──────── Data in this exercise
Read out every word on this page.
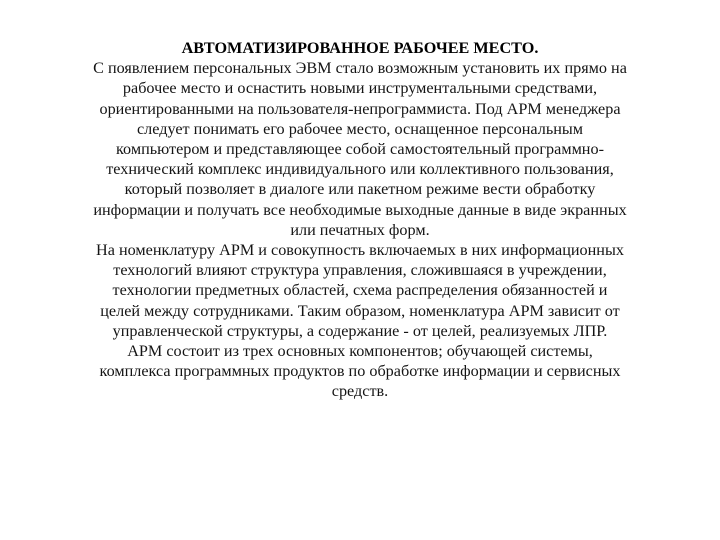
АВТОМАТИЗИРОВАННОЕ РАБОЧЕЕ МЕСТО.
С появлением персональных ЭВМ стало возможным установить их прямо на
рабочее место и оснастить новыми инструментальными средствами,
ориентированными на пользователя-непрограммиста. Под АРМ менеджера
следует понимать его рабочее место, оснащенное персональным
компьютером и представляющее собой самостоятельный программно-
технический комплекс индивидуального или коллективного пользования,
который позволяет в диалоге или пакетном режиме вести обработку
информации и получать все необходимые выходные данные в виде экранных
или печатных форм.
На номенклатуру АРМ и совокупность включаемых в них информационных
технологий влияют структура управления, сложившаяся в учреждении,
технологии предметных областей, схема распределения обязанностей и
целей между сотрудниками. Таким образом, номенклатура АРМ зависит от
управленческой структуры, а содержание - от целей, реализуемых ЛПР.
АРМ состоит из трех основных компонентов; обучающей системы,
комплекса программных продуктов по обработке информации и сервисных
средств.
────────────────
Requirements: Without the pictures, transcribe the listing above exactly.

Reply to the exercise:
Read out every word on this page.
АВТОМАТИЗИРОВАННОЕ РАБОЧЕЕ МЕСТО.
С появлением персональных ЭВМ стало возможным установить их прямо на
рабочее место и оснастить новыми инструментальными средствами,
ориентированными на пользователя-непрограммиста. Под АРМ менеджера
следует понимать его рабочее место, оснащенное персональным
компьютером и представляющее собой самостоятельный программно-
технический комплекс индивидуального или коллективного пользования,
который позволяет в диалоге или пакетном режиме вести обработку
информации и получать все необходимые выходные данные в виде экранных
или печатных форм.
На номенклатуру АРМ и совокупность включаемых в них информационных
технологий влияют структура управления, сложившаяся в учреждении,
технологии предметных областей, схема распределения обязанностей и
целей между сотрудниками. Таким образом, номенклатура АРМ зависит от
управленческой структуры, а содержание - от целей, реализуемых ЛПР.
АРМ состоит из трех основных компонентов; обучающей системы,
комплекса программных продуктов по обработке информации и сервисных
средств.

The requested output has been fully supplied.